Task directions - Of the lines below, how many hold the string "ylabel"? Give only the number.

(Figure collection entries)
* * *
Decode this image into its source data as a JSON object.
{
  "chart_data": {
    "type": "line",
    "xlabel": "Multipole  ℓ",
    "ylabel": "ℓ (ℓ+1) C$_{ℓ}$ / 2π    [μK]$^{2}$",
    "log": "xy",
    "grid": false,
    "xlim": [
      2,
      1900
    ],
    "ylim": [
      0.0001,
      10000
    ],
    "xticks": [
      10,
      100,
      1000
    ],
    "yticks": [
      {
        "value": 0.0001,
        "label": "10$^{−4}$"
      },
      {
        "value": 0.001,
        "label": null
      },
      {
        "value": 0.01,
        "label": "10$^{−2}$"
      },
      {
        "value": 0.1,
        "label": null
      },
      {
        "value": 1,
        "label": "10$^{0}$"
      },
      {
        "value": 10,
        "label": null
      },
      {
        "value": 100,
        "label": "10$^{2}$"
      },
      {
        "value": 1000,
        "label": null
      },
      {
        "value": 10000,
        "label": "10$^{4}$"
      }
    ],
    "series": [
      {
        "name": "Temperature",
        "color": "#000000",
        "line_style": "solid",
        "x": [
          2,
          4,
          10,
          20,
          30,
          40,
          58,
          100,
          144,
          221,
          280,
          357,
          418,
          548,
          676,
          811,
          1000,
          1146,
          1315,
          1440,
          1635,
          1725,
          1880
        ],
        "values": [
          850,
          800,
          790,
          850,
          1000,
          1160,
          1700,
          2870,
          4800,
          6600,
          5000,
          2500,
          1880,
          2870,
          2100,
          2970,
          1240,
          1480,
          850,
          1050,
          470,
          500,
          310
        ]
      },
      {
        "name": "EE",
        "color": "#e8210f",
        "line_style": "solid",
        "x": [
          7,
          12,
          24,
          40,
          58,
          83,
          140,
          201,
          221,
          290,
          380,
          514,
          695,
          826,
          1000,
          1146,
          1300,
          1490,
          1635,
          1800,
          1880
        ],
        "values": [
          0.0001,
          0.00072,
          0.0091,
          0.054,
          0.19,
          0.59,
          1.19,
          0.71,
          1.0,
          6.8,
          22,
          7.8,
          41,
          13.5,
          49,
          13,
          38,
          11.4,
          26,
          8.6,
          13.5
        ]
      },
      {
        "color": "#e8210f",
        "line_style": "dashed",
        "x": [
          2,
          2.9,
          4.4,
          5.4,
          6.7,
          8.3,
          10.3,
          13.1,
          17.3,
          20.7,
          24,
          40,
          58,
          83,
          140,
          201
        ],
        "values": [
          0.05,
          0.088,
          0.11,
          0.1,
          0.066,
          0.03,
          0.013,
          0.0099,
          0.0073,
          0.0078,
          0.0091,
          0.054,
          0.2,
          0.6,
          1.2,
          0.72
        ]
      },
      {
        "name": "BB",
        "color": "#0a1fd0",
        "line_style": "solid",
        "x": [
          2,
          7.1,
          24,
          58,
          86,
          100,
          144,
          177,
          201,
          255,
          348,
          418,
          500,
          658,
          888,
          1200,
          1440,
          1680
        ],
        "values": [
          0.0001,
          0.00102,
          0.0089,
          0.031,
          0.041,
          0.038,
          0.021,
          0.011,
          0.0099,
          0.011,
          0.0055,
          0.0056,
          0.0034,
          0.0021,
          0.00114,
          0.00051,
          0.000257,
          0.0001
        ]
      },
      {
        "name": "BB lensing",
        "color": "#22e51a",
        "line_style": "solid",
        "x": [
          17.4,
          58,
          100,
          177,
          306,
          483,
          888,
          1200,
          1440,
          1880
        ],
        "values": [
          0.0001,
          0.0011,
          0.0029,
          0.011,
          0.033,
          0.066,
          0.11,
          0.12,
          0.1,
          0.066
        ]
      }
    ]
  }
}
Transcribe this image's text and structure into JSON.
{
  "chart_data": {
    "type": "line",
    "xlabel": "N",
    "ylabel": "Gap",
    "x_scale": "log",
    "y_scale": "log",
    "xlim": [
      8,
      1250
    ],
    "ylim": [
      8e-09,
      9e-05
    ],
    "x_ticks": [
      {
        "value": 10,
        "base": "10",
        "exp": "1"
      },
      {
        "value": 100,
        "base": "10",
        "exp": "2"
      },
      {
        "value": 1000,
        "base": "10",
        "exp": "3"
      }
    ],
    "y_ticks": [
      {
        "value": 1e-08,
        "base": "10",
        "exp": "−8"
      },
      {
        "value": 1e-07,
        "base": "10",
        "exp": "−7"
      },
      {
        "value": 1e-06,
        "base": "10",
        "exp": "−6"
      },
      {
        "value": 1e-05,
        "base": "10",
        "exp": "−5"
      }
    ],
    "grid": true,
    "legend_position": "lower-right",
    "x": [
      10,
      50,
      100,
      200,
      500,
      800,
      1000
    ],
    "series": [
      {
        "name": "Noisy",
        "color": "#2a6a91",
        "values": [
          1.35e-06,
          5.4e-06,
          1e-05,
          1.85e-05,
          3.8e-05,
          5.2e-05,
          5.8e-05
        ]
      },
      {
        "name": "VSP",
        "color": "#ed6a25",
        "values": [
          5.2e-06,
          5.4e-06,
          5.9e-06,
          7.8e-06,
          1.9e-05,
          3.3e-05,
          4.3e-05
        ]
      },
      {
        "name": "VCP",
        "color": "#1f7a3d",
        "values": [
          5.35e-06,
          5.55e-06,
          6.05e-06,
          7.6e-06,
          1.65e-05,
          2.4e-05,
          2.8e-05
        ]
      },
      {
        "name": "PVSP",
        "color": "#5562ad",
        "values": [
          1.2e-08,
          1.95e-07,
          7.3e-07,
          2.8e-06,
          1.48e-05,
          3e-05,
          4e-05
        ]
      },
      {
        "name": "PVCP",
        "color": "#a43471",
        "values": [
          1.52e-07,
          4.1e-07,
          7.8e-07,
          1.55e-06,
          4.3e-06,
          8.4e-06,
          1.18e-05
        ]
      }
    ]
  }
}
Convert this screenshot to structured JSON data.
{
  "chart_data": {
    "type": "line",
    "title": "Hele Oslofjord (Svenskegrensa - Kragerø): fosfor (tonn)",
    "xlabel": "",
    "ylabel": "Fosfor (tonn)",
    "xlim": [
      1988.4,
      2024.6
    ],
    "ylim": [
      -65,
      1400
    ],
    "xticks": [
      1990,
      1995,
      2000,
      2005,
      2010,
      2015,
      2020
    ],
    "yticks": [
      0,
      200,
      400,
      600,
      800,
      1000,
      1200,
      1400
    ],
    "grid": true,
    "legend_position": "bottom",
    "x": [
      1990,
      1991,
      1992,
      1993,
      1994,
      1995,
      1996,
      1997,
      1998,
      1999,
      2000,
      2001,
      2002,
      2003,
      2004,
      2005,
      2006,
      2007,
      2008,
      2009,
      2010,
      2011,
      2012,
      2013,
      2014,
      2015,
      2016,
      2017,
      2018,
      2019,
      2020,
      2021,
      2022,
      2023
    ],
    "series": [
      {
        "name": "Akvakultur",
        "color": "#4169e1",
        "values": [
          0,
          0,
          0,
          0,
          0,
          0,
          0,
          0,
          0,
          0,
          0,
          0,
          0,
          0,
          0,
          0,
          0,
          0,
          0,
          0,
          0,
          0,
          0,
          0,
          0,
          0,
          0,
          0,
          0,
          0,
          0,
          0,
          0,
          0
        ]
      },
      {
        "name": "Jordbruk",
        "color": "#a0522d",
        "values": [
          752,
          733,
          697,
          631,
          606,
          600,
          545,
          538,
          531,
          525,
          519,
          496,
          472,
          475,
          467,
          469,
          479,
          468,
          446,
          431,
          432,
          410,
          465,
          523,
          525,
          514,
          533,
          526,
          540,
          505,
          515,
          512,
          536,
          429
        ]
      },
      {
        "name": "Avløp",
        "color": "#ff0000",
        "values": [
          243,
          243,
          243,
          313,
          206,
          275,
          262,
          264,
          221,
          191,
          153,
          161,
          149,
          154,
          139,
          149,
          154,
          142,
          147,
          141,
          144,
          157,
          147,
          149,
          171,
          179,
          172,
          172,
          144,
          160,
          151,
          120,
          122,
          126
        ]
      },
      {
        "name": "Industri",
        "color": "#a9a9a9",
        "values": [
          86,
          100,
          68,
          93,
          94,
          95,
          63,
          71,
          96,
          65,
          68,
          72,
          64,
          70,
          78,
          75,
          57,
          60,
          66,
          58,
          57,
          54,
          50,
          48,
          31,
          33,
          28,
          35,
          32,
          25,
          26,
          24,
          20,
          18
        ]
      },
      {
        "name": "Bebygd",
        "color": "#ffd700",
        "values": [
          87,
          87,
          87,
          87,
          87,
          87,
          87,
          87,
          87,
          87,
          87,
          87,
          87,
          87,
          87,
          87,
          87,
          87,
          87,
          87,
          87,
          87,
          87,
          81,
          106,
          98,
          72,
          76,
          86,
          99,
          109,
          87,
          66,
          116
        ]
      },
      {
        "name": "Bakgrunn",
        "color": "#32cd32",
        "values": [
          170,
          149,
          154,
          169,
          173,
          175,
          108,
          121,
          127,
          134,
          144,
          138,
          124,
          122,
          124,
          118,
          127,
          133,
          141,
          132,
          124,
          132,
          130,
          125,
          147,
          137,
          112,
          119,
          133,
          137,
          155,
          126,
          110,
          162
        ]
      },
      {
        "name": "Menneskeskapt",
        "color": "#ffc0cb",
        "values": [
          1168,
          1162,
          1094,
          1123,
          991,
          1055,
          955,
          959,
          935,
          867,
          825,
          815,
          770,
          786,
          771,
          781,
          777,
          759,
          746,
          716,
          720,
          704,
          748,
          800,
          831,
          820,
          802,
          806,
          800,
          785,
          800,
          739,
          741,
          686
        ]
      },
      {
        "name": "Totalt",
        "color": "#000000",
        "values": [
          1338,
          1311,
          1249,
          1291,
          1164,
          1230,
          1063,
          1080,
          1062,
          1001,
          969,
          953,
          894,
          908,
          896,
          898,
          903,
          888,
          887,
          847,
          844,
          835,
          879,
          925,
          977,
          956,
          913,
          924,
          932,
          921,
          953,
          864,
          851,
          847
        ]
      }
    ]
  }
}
* * *
Answer to this exercise - 3